** BEGIN EXTRACTED ENTRIES **

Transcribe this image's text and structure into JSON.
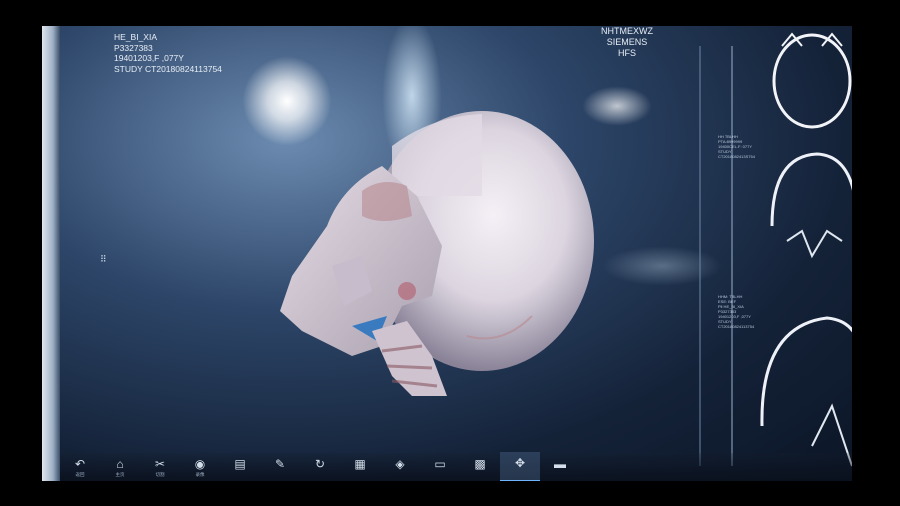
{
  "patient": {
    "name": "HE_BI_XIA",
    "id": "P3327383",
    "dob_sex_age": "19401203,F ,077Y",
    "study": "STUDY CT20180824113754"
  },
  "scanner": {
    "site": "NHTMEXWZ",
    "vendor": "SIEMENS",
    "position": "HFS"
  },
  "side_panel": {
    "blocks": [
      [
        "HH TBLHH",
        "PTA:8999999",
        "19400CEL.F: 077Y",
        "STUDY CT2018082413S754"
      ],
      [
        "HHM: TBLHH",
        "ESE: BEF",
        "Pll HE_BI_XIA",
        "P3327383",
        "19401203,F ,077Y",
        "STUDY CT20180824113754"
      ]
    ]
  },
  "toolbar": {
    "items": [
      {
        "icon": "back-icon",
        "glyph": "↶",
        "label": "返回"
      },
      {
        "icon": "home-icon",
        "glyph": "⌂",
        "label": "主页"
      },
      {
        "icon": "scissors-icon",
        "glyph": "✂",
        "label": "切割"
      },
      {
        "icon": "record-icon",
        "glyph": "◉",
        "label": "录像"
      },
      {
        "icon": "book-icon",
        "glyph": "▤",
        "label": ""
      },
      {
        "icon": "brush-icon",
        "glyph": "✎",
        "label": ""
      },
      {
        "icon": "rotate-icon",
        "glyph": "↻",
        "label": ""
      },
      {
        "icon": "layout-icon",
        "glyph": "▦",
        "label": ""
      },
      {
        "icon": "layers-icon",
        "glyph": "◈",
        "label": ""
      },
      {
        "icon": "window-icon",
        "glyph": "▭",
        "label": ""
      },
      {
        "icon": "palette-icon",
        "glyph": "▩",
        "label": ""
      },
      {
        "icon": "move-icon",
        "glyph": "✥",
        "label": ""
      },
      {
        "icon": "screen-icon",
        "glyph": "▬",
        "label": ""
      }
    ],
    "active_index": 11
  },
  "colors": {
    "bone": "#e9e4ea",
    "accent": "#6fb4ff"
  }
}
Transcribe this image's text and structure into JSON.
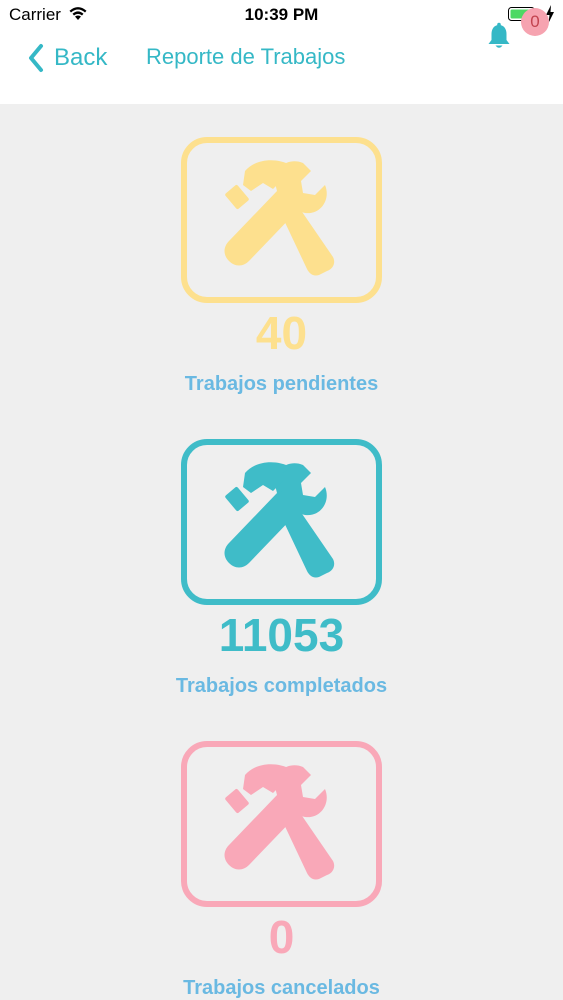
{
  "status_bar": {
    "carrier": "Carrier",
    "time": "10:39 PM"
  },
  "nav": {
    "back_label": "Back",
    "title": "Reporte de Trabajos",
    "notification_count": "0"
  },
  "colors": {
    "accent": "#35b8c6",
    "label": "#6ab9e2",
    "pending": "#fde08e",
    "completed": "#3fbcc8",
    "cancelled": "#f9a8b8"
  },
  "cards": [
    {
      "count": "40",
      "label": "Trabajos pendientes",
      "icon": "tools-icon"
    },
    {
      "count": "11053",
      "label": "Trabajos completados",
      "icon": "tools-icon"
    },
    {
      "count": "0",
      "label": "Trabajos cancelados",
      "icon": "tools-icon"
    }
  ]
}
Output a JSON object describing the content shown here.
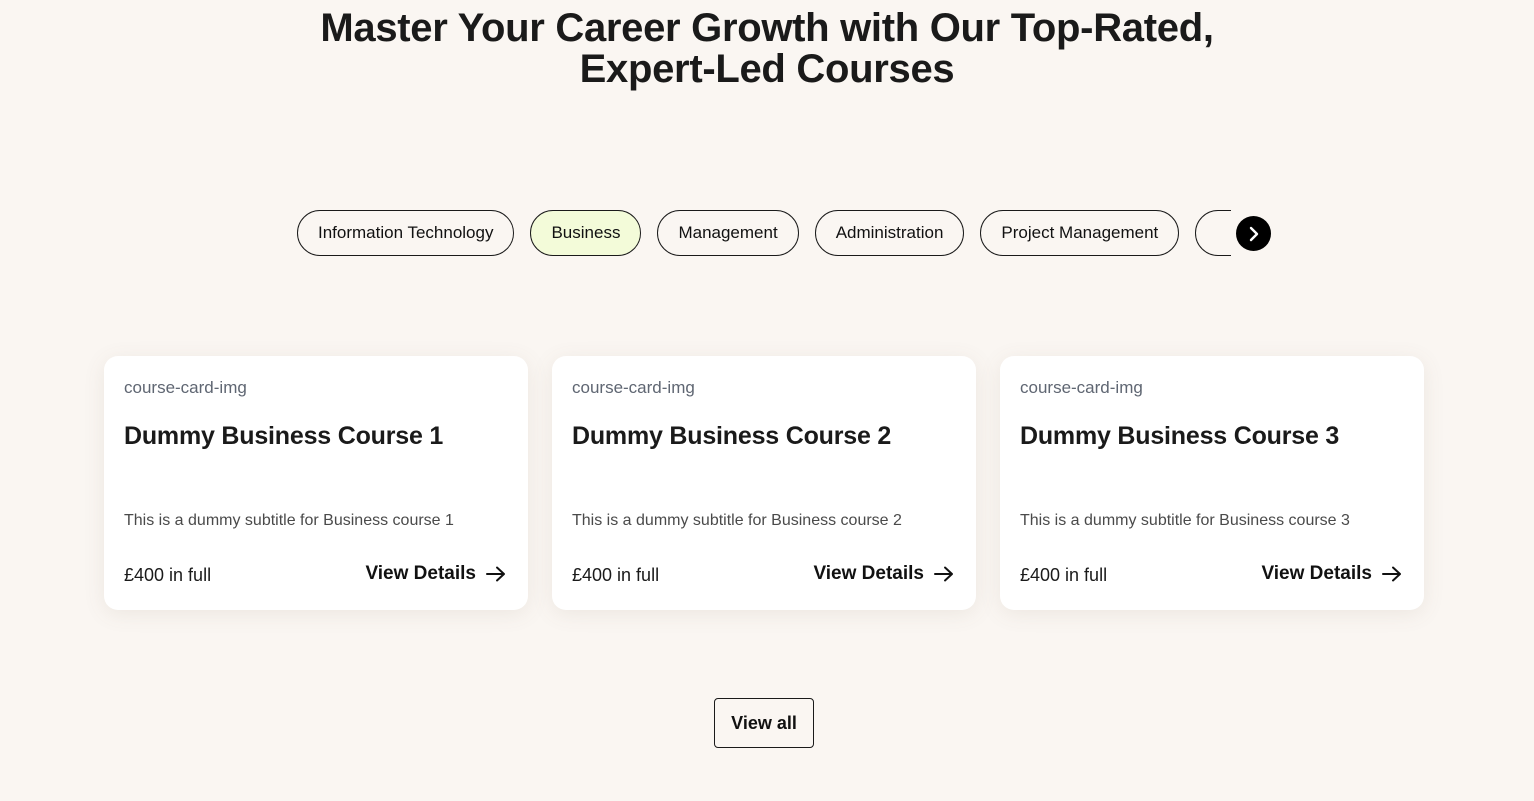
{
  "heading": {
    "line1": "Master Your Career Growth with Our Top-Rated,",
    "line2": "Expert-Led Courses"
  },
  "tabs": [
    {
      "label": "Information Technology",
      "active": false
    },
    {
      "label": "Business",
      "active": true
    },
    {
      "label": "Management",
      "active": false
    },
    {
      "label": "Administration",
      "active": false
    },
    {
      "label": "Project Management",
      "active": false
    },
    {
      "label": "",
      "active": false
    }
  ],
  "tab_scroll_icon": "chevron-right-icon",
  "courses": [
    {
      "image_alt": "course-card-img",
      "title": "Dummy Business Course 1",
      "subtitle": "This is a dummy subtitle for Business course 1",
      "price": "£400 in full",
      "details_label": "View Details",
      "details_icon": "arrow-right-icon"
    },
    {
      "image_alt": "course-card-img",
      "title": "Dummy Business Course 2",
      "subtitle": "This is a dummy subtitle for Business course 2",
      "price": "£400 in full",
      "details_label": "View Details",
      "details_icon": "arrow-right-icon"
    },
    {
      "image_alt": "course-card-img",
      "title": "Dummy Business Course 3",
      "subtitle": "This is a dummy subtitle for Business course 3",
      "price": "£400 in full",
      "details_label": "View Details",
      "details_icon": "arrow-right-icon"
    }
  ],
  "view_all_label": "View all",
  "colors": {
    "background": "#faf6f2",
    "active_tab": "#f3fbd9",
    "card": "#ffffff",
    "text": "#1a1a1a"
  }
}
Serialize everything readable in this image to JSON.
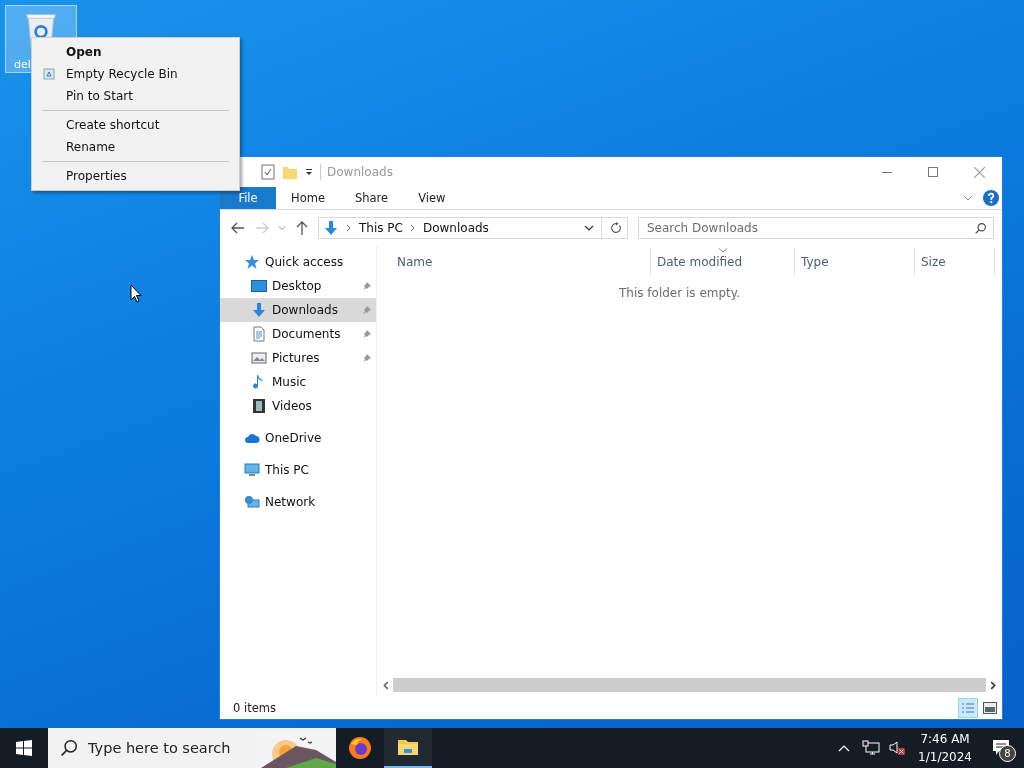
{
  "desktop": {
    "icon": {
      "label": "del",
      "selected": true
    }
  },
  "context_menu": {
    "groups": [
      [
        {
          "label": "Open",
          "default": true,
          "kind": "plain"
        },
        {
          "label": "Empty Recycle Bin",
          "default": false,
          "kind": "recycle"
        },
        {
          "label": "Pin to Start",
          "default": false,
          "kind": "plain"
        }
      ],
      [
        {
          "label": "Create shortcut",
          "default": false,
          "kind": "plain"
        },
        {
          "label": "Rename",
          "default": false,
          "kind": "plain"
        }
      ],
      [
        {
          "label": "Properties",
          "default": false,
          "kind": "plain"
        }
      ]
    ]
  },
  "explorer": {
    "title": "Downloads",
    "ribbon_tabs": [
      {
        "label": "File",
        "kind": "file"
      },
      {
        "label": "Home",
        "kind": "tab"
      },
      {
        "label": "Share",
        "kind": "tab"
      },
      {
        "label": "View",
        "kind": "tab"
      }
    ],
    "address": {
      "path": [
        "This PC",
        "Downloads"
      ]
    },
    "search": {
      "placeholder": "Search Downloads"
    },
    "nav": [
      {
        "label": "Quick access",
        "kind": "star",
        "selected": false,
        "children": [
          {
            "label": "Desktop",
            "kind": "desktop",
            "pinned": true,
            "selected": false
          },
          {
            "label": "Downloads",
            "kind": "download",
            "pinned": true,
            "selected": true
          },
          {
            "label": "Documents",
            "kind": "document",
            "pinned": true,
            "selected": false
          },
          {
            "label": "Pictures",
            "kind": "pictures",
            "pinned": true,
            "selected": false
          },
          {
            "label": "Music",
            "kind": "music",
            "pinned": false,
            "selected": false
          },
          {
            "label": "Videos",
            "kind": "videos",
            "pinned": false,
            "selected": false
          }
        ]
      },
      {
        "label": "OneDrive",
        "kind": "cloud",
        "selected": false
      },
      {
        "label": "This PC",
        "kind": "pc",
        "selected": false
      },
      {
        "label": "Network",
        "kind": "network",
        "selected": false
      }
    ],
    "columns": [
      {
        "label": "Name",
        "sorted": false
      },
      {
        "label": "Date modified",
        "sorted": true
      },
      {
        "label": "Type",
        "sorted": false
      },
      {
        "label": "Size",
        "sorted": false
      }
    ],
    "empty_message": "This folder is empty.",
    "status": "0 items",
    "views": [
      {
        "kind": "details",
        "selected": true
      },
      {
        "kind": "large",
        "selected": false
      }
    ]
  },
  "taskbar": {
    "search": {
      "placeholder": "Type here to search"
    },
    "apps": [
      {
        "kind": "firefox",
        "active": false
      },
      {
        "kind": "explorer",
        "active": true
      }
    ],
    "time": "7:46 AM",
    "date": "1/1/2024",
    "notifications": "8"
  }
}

** END EXTRACTED ENTRIES **

GOAL: Where a line contains "JSON", copy that line.

THE REPLY:
Transcribe this image's text and structure into JSON.
Transcribe this image's text and structure into JSON.
Output a JSON object describing the content shown here.
Serialize everything readable in this image to JSON.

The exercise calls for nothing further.